- [GOAL OF THE EXERCISE]: Return all the data below as it stands, minus the pictures.

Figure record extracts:
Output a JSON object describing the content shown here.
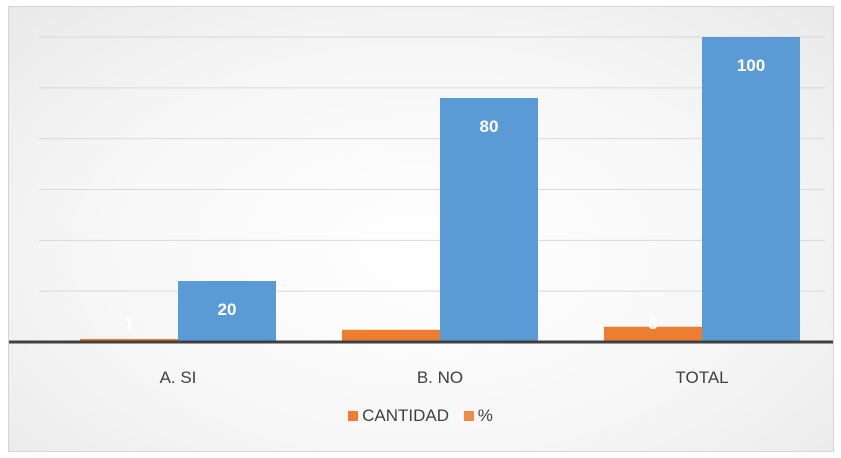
{
  "chart_data": {
    "type": "bar",
    "categories": [
      "A. SI",
      "B. NO",
      "TOTAL"
    ],
    "series": [
      {
        "name": "CANTIDAD",
        "values": [
          1,
          4,
          5
        ],
        "data_labels": [
          "1",
          "",
          "5"
        ],
        "color": "#ed7d31"
      },
      {
        "name": "%",
        "values": [
          20,
          80,
          100
        ],
        "data_labels": [
          "20",
          "80",
          "100"
        ],
        "color": "#5b9bd5"
      }
    ],
    "legend_swatch_colors": [
      "#ed7d31",
      "#f08a4b"
    ],
    "ylim": [
      0,
      100
    ],
    "grid": true,
    "legend_position": "bottom"
  }
}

- [WRITTEN ANSWER]:
Output a JSON object describing the content shown here.
{
  "chart_data": {
    "type": "bar",
    "categories": [
      "A. SI",
      "B. NO",
      "TOTAL"
    ],
    "series": [
      {
        "name": "CANTIDAD",
        "values": [
          1,
          4,
          5
        ],
        "data_labels": [
          "1",
          "",
          "5"
        ],
        "color": "#ed7d31"
      },
      {
        "name": "%",
        "values": [
          20,
          80,
          100
        ],
        "data_labels": [
          "20",
          "80",
          "100"
        ],
        "color": "#5b9bd5"
      }
    ],
    "legend_swatch_colors": [
      "#ed7d31",
      "#f08a4b"
    ],
    "ylim": [
      0,
      100
    ],
    "grid": true,
    "legend_position": "bottom"
  }
}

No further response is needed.